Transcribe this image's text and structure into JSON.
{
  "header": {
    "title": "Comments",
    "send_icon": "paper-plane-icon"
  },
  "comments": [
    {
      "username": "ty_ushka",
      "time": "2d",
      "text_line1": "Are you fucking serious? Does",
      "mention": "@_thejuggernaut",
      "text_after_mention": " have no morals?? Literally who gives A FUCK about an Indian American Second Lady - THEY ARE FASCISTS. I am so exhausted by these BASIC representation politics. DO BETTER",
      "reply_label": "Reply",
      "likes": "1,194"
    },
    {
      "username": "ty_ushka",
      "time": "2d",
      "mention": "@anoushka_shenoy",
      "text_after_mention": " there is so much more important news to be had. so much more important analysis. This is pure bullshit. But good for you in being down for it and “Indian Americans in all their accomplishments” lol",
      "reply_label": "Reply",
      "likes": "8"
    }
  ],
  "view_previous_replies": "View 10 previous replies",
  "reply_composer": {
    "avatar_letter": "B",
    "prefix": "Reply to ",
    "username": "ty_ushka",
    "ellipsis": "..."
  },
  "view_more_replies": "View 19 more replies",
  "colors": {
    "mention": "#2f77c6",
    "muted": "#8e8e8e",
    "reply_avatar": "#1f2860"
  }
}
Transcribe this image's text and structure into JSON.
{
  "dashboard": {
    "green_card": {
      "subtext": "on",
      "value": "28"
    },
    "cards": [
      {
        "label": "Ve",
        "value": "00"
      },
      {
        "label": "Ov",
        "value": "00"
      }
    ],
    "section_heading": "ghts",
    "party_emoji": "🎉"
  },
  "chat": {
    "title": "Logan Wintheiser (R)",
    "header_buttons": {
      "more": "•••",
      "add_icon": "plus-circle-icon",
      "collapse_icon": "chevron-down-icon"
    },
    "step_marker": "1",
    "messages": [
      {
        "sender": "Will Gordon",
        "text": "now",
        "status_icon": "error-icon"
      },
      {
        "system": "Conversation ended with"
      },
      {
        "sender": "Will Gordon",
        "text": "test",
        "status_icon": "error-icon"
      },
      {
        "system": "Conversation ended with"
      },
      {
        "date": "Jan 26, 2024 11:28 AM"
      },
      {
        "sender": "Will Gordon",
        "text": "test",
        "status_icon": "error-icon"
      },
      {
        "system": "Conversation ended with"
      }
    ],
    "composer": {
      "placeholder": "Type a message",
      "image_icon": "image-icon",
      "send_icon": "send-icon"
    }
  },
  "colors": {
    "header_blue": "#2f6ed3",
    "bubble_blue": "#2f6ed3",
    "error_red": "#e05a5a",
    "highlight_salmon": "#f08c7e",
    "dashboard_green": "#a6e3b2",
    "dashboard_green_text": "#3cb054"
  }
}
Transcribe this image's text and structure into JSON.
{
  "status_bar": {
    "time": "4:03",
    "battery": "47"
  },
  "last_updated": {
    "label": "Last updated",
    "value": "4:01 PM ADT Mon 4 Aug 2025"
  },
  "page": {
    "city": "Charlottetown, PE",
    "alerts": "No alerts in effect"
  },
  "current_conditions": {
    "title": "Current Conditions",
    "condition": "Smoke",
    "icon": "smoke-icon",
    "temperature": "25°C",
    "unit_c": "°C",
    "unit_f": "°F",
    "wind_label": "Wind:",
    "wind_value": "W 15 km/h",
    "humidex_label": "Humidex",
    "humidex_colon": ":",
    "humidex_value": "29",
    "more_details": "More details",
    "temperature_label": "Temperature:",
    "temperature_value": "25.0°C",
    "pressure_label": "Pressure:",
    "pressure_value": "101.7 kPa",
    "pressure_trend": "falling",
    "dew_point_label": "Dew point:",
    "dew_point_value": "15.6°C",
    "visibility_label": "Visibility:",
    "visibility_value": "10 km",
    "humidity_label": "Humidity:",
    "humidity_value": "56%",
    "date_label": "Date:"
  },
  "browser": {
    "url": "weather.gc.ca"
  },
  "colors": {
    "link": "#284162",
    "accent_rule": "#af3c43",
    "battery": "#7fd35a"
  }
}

--

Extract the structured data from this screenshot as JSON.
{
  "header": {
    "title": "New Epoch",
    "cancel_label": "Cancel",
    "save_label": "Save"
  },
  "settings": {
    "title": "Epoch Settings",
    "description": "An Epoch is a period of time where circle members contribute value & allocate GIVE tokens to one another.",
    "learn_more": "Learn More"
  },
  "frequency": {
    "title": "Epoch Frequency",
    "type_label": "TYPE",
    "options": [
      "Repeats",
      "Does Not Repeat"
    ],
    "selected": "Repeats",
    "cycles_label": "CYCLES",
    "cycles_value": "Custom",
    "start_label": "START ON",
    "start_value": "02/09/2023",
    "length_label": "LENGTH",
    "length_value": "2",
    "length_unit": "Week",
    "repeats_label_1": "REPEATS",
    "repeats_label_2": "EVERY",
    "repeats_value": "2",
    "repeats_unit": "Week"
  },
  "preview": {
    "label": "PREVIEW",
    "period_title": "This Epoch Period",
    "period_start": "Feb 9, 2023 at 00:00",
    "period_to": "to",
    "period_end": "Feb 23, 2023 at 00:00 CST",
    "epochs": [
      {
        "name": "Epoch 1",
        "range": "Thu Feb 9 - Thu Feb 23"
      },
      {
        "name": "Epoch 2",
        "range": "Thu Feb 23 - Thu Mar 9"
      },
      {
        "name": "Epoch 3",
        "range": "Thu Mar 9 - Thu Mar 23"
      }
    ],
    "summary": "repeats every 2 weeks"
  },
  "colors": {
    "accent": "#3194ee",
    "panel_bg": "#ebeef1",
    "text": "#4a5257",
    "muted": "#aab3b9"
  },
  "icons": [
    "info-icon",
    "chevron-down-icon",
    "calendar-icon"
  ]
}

▶ _WRITTEN EXERCISE_: Check each line of the entries above, and show every one holding the word "chevron".

▶ _TASK ANSWER_:
      "collapse_icon": "chevron-down-icon"
    "chevron-down-icon",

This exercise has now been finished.